#### DATA SECTION

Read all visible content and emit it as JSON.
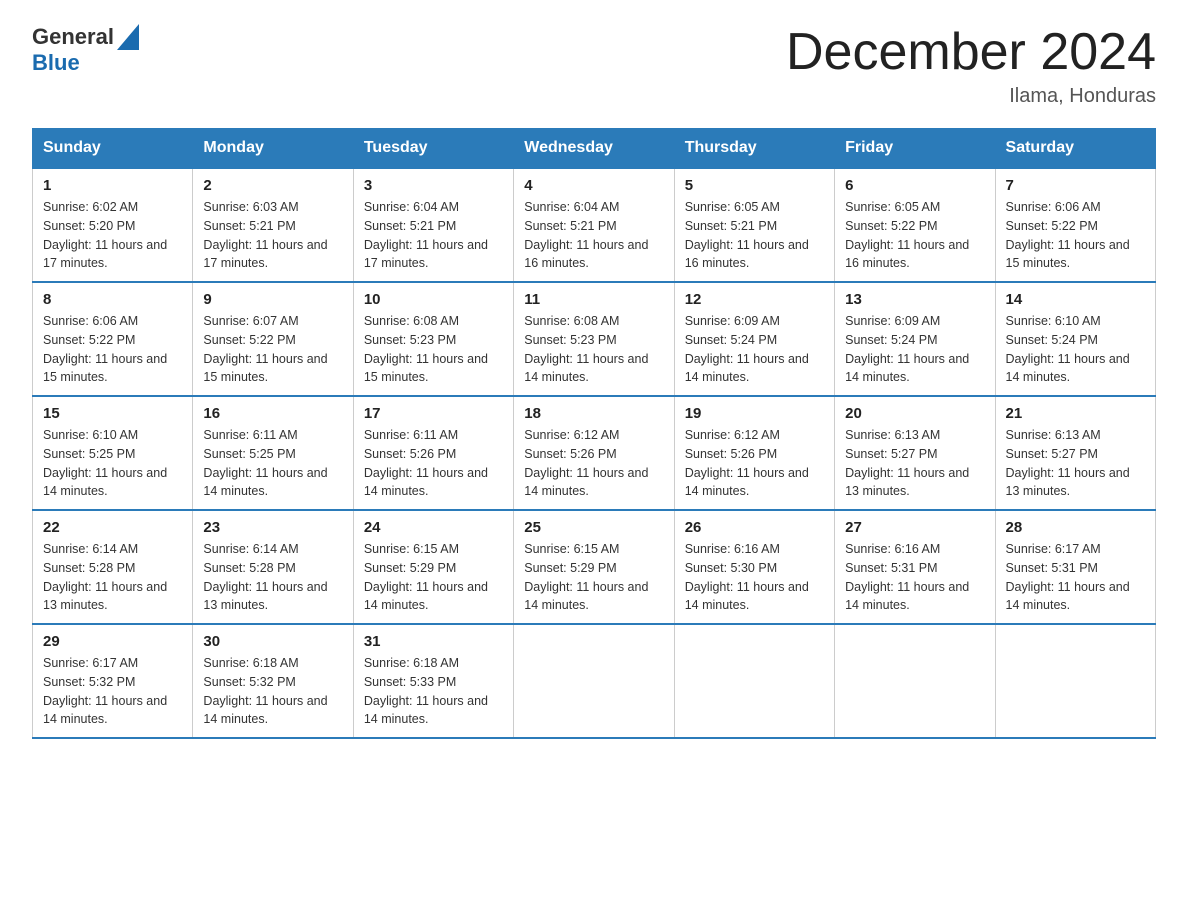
{
  "header": {
    "logo_general": "General",
    "logo_blue": "Blue",
    "title": "December 2024",
    "location": "Ilama, Honduras"
  },
  "days_of_week": [
    "Sunday",
    "Monday",
    "Tuesday",
    "Wednesday",
    "Thursday",
    "Friday",
    "Saturday"
  ],
  "weeks": [
    [
      {
        "day": "1",
        "sunrise": "6:02 AM",
        "sunset": "5:20 PM",
        "daylight": "11 hours and 17 minutes."
      },
      {
        "day": "2",
        "sunrise": "6:03 AM",
        "sunset": "5:21 PM",
        "daylight": "11 hours and 17 minutes."
      },
      {
        "day": "3",
        "sunrise": "6:04 AM",
        "sunset": "5:21 PM",
        "daylight": "11 hours and 17 minutes."
      },
      {
        "day": "4",
        "sunrise": "6:04 AM",
        "sunset": "5:21 PM",
        "daylight": "11 hours and 16 minutes."
      },
      {
        "day": "5",
        "sunrise": "6:05 AM",
        "sunset": "5:21 PM",
        "daylight": "11 hours and 16 minutes."
      },
      {
        "day": "6",
        "sunrise": "6:05 AM",
        "sunset": "5:22 PM",
        "daylight": "11 hours and 16 minutes."
      },
      {
        "day": "7",
        "sunrise": "6:06 AM",
        "sunset": "5:22 PM",
        "daylight": "11 hours and 15 minutes."
      }
    ],
    [
      {
        "day": "8",
        "sunrise": "6:06 AM",
        "sunset": "5:22 PM",
        "daylight": "11 hours and 15 minutes."
      },
      {
        "day": "9",
        "sunrise": "6:07 AM",
        "sunset": "5:22 PM",
        "daylight": "11 hours and 15 minutes."
      },
      {
        "day": "10",
        "sunrise": "6:08 AM",
        "sunset": "5:23 PM",
        "daylight": "11 hours and 15 minutes."
      },
      {
        "day": "11",
        "sunrise": "6:08 AM",
        "sunset": "5:23 PM",
        "daylight": "11 hours and 14 minutes."
      },
      {
        "day": "12",
        "sunrise": "6:09 AM",
        "sunset": "5:24 PM",
        "daylight": "11 hours and 14 minutes."
      },
      {
        "day": "13",
        "sunrise": "6:09 AM",
        "sunset": "5:24 PM",
        "daylight": "11 hours and 14 minutes."
      },
      {
        "day": "14",
        "sunrise": "6:10 AM",
        "sunset": "5:24 PM",
        "daylight": "11 hours and 14 minutes."
      }
    ],
    [
      {
        "day": "15",
        "sunrise": "6:10 AM",
        "sunset": "5:25 PM",
        "daylight": "11 hours and 14 minutes."
      },
      {
        "day": "16",
        "sunrise": "6:11 AM",
        "sunset": "5:25 PM",
        "daylight": "11 hours and 14 minutes."
      },
      {
        "day": "17",
        "sunrise": "6:11 AM",
        "sunset": "5:26 PM",
        "daylight": "11 hours and 14 minutes."
      },
      {
        "day": "18",
        "sunrise": "6:12 AM",
        "sunset": "5:26 PM",
        "daylight": "11 hours and 14 minutes."
      },
      {
        "day": "19",
        "sunrise": "6:12 AM",
        "sunset": "5:26 PM",
        "daylight": "11 hours and 14 minutes."
      },
      {
        "day": "20",
        "sunrise": "6:13 AM",
        "sunset": "5:27 PM",
        "daylight": "11 hours and 13 minutes."
      },
      {
        "day": "21",
        "sunrise": "6:13 AM",
        "sunset": "5:27 PM",
        "daylight": "11 hours and 13 minutes."
      }
    ],
    [
      {
        "day": "22",
        "sunrise": "6:14 AM",
        "sunset": "5:28 PM",
        "daylight": "11 hours and 13 minutes."
      },
      {
        "day": "23",
        "sunrise": "6:14 AM",
        "sunset": "5:28 PM",
        "daylight": "11 hours and 13 minutes."
      },
      {
        "day": "24",
        "sunrise": "6:15 AM",
        "sunset": "5:29 PM",
        "daylight": "11 hours and 14 minutes."
      },
      {
        "day": "25",
        "sunrise": "6:15 AM",
        "sunset": "5:29 PM",
        "daylight": "11 hours and 14 minutes."
      },
      {
        "day": "26",
        "sunrise": "6:16 AM",
        "sunset": "5:30 PM",
        "daylight": "11 hours and 14 minutes."
      },
      {
        "day": "27",
        "sunrise": "6:16 AM",
        "sunset": "5:31 PM",
        "daylight": "11 hours and 14 minutes."
      },
      {
        "day": "28",
        "sunrise": "6:17 AM",
        "sunset": "5:31 PM",
        "daylight": "11 hours and 14 minutes."
      }
    ],
    [
      {
        "day": "29",
        "sunrise": "6:17 AM",
        "sunset": "5:32 PM",
        "daylight": "11 hours and 14 minutes."
      },
      {
        "day": "30",
        "sunrise": "6:18 AM",
        "sunset": "5:32 PM",
        "daylight": "11 hours and 14 minutes."
      },
      {
        "day": "31",
        "sunrise": "6:18 AM",
        "sunset": "5:33 PM",
        "daylight": "11 hours and 14 minutes."
      },
      null,
      null,
      null,
      null
    ]
  ]
}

########

* _WHAT IS ASKED_:
Would you set down the listing exactly, omitting pictures?

* _TASK RESULT_:
Read all visible content and emit it as JSON.
{
  "header": {
    "logo_general": "General",
    "logo_blue": "Blue",
    "title": "December 2024",
    "location": "Ilama, Honduras"
  },
  "days_of_week": [
    "Sunday",
    "Monday",
    "Tuesday",
    "Wednesday",
    "Thursday",
    "Friday",
    "Saturday"
  ],
  "weeks": [
    [
      {
        "day": "1",
        "sunrise": "6:02 AM",
        "sunset": "5:20 PM",
        "daylight": "11 hours and 17 minutes."
      },
      {
        "day": "2",
        "sunrise": "6:03 AM",
        "sunset": "5:21 PM",
        "daylight": "11 hours and 17 minutes."
      },
      {
        "day": "3",
        "sunrise": "6:04 AM",
        "sunset": "5:21 PM",
        "daylight": "11 hours and 17 minutes."
      },
      {
        "day": "4",
        "sunrise": "6:04 AM",
        "sunset": "5:21 PM",
        "daylight": "11 hours and 16 minutes."
      },
      {
        "day": "5",
        "sunrise": "6:05 AM",
        "sunset": "5:21 PM",
        "daylight": "11 hours and 16 minutes."
      },
      {
        "day": "6",
        "sunrise": "6:05 AM",
        "sunset": "5:22 PM",
        "daylight": "11 hours and 16 minutes."
      },
      {
        "day": "7",
        "sunrise": "6:06 AM",
        "sunset": "5:22 PM",
        "daylight": "11 hours and 15 minutes."
      }
    ],
    [
      {
        "day": "8",
        "sunrise": "6:06 AM",
        "sunset": "5:22 PM",
        "daylight": "11 hours and 15 minutes."
      },
      {
        "day": "9",
        "sunrise": "6:07 AM",
        "sunset": "5:22 PM",
        "daylight": "11 hours and 15 minutes."
      },
      {
        "day": "10",
        "sunrise": "6:08 AM",
        "sunset": "5:23 PM",
        "daylight": "11 hours and 15 minutes."
      },
      {
        "day": "11",
        "sunrise": "6:08 AM",
        "sunset": "5:23 PM",
        "daylight": "11 hours and 14 minutes."
      },
      {
        "day": "12",
        "sunrise": "6:09 AM",
        "sunset": "5:24 PM",
        "daylight": "11 hours and 14 minutes."
      },
      {
        "day": "13",
        "sunrise": "6:09 AM",
        "sunset": "5:24 PM",
        "daylight": "11 hours and 14 minutes."
      },
      {
        "day": "14",
        "sunrise": "6:10 AM",
        "sunset": "5:24 PM",
        "daylight": "11 hours and 14 minutes."
      }
    ],
    [
      {
        "day": "15",
        "sunrise": "6:10 AM",
        "sunset": "5:25 PM",
        "daylight": "11 hours and 14 minutes."
      },
      {
        "day": "16",
        "sunrise": "6:11 AM",
        "sunset": "5:25 PM",
        "daylight": "11 hours and 14 minutes."
      },
      {
        "day": "17",
        "sunrise": "6:11 AM",
        "sunset": "5:26 PM",
        "daylight": "11 hours and 14 minutes."
      },
      {
        "day": "18",
        "sunrise": "6:12 AM",
        "sunset": "5:26 PM",
        "daylight": "11 hours and 14 minutes."
      },
      {
        "day": "19",
        "sunrise": "6:12 AM",
        "sunset": "5:26 PM",
        "daylight": "11 hours and 14 minutes."
      },
      {
        "day": "20",
        "sunrise": "6:13 AM",
        "sunset": "5:27 PM",
        "daylight": "11 hours and 13 minutes."
      },
      {
        "day": "21",
        "sunrise": "6:13 AM",
        "sunset": "5:27 PM",
        "daylight": "11 hours and 13 minutes."
      }
    ],
    [
      {
        "day": "22",
        "sunrise": "6:14 AM",
        "sunset": "5:28 PM",
        "daylight": "11 hours and 13 minutes."
      },
      {
        "day": "23",
        "sunrise": "6:14 AM",
        "sunset": "5:28 PM",
        "daylight": "11 hours and 13 minutes."
      },
      {
        "day": "24",
        "sunrise": "6:15 AM",
        "sunset": "5:29 PM",
        "daylight": "11 hours and 14 minutes."
      },
      {
        "day": "25",
        "sunrise": "6:15 AM",
        "sunset": "5:29 PM",
        "daylight": "11 hours and 14 minutes."
      },
      {
        "day": "26",
        "sunrise": "6:16 AM",
        "sunset": "5:30 PM",
        "daylight": "11 hours and 14 minutes."
      },
      {
        "day": "27",
        "sunrise": "6:16 AM",
        "sunset": "5:31 PM",
        "daylight": "11 hours and 14 minutes."
      },
      {
        "day": "28",
        "sunrise": "6:17 AM",
        "sunset": "5:31 PM",
        "daylight": "11 hours and 14 minutes."
      }
    ],
    [
      {
        "day": "29",
        "sunrise": "6:17 AM",
        "sunset": "5:32 PM",
        "daylight": "11 hours and 14 minutes."
      },
      {
        "day": "30",
        "sunrise": "6:18 AM",
        "sunset": "5:32 PM",
        "daylight": "11 hours and 14 minutes."
      },
      {
        "day": "31",
        "sunrise": "6:18 AM",
        "sunset": "5:33 PM",
        "daylight": "11 hours and 14 minutes."
      },
      null,
      null,
      null,
      null
    ]
  ]
}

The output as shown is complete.